▶ [TEXT PASSAGE]
==============================

5) R.A. Dickey (2001-17)
120-118; 4.04 ERA; 1,477 K; 2,073 2/3 IP
Dickey is the only knuckleball pitcher to win a Cy Young Award. That was the crowning achievement of a career that saw Dickey transform from a struggling journeyman into an All-Star. Dickey bounced around the league as a traditional pitcher early in his career with the Rangers, and even after he developed his knuckleball in 2005, he had trouble sticking in the Majors. But when the Mets signed him in 2010, Dickey put it all together. He posted a 2.84 ERA in his first season in New York, and two years later he turned in the magical Cy Young season. That year, 2012, a 37-year-old Dickey went 20-6 with a 2.73 ERA and a league-leading 230 strikeouts, 233 2/3 innings pitched, five complete games and three shutouts. He’s one of the most recent active knuckleballers, as almost no pitchers throw knuckleballs in the Majors today.
6) Eddie Cicotte (1905-20)
209-148; 2.38 ERA; 1,374 K; 3,226 IP
Cicotte was the first great knuckleballer in modern baseball. He won 209 games with 1,374 strikeouts and a 2.38 ERA over a 14-season career with the Tigers, Red Sox and White Sox before he was banned from baseball for his role in the “Black Sox” scandal in the 1919 World Series. Nicknamed “Knuckles,” Cicotte led the American League in wins twice, won an ERA title and threw a no-hitter in 1917.

==============================

▶ [PROBLEM 1] Extract everything in the knuckleball passage from "120-118; 4.04 ERA;" down to "Eddie Cicotte (1905-20)".
▶ [PROBLEM 2] According to the knuckleball passage, what was Eddie Cicotte's nickname?
You won't need the rows that follow the text.

Data records
==============================

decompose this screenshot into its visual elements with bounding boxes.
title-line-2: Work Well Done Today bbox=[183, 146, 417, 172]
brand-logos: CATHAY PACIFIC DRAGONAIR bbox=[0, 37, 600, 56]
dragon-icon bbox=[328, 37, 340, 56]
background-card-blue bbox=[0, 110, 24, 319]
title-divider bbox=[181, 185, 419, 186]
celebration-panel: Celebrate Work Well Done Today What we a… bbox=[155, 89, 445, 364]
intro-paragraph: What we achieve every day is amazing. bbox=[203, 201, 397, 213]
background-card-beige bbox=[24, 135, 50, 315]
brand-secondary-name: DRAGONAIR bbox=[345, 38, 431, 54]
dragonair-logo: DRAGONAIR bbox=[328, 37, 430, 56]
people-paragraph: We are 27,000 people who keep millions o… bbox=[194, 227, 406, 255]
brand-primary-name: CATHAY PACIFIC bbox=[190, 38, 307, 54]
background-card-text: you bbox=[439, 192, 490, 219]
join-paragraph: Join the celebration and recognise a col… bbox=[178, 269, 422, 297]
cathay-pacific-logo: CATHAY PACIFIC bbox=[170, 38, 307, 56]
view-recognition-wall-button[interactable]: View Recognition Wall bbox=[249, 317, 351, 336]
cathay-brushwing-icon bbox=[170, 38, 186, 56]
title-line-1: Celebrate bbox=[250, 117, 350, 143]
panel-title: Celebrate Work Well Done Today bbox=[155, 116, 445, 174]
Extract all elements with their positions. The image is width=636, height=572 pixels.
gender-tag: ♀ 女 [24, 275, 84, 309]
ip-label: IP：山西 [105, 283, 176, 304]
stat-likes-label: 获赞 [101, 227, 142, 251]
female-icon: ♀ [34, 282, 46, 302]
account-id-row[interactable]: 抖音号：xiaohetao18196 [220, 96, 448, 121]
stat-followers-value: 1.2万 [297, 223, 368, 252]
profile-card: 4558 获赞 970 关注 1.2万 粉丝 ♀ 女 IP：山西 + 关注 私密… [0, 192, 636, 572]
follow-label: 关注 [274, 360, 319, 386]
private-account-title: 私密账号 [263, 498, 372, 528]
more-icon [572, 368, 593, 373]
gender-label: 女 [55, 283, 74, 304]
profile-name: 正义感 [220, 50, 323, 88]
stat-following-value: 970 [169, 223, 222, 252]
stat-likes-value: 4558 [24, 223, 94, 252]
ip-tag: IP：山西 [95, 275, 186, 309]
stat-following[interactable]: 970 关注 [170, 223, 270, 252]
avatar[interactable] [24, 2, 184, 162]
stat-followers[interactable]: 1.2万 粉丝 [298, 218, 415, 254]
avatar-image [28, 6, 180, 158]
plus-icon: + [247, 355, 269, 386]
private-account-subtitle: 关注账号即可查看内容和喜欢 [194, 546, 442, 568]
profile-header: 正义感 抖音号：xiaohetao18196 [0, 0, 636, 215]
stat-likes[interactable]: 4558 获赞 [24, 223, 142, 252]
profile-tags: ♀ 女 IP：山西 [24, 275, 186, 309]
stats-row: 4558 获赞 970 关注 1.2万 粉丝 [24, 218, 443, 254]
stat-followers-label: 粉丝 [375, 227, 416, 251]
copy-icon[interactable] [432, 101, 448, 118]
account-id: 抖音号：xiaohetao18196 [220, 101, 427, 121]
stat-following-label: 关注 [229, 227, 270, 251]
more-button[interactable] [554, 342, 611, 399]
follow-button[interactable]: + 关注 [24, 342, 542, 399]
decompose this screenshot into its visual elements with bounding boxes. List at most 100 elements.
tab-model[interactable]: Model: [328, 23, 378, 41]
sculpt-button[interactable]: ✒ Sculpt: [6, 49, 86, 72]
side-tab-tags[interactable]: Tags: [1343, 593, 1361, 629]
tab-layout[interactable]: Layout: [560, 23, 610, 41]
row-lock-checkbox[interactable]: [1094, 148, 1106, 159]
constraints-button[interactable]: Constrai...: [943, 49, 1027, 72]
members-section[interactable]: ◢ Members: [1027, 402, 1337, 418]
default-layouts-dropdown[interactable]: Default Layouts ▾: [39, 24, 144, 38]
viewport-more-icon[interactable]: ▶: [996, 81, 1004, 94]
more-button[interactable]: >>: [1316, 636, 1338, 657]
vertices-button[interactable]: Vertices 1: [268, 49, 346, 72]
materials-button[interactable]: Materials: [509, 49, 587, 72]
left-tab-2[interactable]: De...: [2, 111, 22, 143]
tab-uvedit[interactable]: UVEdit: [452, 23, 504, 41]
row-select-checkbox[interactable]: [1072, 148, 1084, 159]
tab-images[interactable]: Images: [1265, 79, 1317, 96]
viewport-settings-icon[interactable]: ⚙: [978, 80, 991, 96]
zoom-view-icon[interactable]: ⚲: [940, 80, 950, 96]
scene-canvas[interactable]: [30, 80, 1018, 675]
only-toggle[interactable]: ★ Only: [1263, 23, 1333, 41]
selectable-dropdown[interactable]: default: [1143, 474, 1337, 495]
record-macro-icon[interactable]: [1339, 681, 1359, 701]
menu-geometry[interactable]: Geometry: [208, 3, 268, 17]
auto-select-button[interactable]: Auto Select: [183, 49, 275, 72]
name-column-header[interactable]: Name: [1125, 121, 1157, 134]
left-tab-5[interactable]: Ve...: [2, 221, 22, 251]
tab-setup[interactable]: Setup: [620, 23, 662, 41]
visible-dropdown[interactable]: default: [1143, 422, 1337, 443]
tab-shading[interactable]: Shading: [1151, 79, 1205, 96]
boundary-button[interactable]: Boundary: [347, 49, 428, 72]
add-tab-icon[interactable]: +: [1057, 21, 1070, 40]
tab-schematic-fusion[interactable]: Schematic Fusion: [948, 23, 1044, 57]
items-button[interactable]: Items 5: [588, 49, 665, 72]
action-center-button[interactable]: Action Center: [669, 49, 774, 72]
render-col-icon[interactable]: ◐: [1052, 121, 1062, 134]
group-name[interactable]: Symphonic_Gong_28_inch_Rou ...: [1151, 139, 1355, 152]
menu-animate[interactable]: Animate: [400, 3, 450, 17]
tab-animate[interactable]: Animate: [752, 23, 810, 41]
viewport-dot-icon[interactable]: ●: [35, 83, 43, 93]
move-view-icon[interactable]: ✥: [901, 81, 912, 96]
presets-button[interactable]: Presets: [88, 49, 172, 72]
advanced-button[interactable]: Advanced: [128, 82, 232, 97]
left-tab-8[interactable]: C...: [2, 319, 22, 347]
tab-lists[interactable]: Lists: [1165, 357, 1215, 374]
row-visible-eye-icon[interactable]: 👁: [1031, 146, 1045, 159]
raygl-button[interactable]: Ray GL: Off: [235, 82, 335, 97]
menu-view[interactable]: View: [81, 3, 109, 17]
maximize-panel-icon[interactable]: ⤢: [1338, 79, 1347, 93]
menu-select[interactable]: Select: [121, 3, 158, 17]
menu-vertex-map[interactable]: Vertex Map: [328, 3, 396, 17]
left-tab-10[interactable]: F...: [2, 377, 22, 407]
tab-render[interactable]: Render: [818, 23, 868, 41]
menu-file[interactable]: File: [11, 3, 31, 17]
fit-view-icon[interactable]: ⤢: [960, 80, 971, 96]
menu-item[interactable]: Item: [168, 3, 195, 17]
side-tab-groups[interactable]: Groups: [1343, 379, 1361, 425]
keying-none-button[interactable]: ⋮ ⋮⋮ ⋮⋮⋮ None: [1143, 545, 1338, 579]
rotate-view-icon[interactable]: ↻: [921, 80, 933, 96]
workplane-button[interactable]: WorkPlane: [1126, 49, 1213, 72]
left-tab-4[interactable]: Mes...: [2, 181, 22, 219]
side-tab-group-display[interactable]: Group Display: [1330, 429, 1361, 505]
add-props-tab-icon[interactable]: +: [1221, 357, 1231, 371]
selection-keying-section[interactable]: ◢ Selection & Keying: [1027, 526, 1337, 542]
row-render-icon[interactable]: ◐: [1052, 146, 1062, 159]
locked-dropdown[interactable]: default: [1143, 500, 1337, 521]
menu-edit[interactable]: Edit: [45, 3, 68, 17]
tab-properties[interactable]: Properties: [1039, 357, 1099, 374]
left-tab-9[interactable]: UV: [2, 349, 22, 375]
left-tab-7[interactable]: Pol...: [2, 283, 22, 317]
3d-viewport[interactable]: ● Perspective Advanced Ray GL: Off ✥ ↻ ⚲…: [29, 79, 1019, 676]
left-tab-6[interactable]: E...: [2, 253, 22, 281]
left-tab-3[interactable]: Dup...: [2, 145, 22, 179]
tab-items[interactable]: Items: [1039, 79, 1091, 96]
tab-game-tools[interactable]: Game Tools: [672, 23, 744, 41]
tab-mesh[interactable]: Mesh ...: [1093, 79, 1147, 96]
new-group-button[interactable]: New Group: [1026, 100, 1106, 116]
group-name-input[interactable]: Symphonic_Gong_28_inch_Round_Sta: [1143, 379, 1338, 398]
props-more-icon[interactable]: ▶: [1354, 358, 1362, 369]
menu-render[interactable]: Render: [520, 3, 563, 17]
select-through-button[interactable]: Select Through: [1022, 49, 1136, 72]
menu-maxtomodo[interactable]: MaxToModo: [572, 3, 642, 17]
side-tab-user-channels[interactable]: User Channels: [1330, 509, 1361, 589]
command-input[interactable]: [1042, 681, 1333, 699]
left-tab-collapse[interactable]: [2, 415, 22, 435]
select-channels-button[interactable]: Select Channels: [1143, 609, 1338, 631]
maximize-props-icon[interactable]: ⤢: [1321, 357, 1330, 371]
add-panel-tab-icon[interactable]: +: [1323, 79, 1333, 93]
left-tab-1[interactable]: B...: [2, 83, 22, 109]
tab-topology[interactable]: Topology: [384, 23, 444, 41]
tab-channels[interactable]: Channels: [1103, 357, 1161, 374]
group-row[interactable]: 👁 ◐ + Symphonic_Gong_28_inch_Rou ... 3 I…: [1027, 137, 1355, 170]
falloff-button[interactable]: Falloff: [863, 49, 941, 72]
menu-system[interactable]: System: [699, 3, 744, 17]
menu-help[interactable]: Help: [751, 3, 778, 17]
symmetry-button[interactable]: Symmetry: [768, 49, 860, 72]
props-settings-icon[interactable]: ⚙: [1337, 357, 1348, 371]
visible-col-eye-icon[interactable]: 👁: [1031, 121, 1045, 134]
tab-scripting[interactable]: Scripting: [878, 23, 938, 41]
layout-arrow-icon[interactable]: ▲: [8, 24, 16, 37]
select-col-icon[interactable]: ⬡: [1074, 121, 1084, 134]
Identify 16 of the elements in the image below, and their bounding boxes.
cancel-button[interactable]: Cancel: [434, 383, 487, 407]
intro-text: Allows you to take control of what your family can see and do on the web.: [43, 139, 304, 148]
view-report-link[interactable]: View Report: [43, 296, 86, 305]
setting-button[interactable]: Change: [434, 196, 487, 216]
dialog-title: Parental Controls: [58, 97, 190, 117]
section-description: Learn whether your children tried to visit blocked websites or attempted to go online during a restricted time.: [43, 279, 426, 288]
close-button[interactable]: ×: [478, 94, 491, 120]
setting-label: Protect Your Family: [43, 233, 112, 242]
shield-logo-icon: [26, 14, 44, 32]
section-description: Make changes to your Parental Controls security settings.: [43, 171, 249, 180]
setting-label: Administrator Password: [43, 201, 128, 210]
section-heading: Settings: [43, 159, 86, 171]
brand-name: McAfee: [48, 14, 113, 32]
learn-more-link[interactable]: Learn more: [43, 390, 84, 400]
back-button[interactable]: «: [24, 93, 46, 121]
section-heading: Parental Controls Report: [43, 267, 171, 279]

==============================

▶ [EXPECTED ANSWER 1]
120-118; 4.04 ERA; 1,477 K; 2,073 2/3 IP
Dickey is the only knuckleball pitcher to win a Cy Young Award. That was the crowning achievement of a career that saw Dickey transform from a struggling journeyman into an All-Star. Dickey bounced around the league as a traditional pitcher early in his career with the Rangers, and even after he developed his knuckleball in 2005, he had trouble sticking in the Majors. But when the Mets signed him in 2010, Dickey put it all together. He posted a 2.84 ERA in his first season in New York, and two years later he turned in the magical Cy Young season. That year, 2012, a 37-year-old Dickey went 20-6 with a 2.73 ERA and a league-leading 230 strikeouts, 233 2/3 innings pitched, five complete games and three shutouts. He’s one of the most recent active knuckleballers, as almost no pitchers throw knuckleballs in the Majors today.
6) Eddie Cicotte (1905-20)

▶ [EXPECTED ANSWER 2] "Knuckles"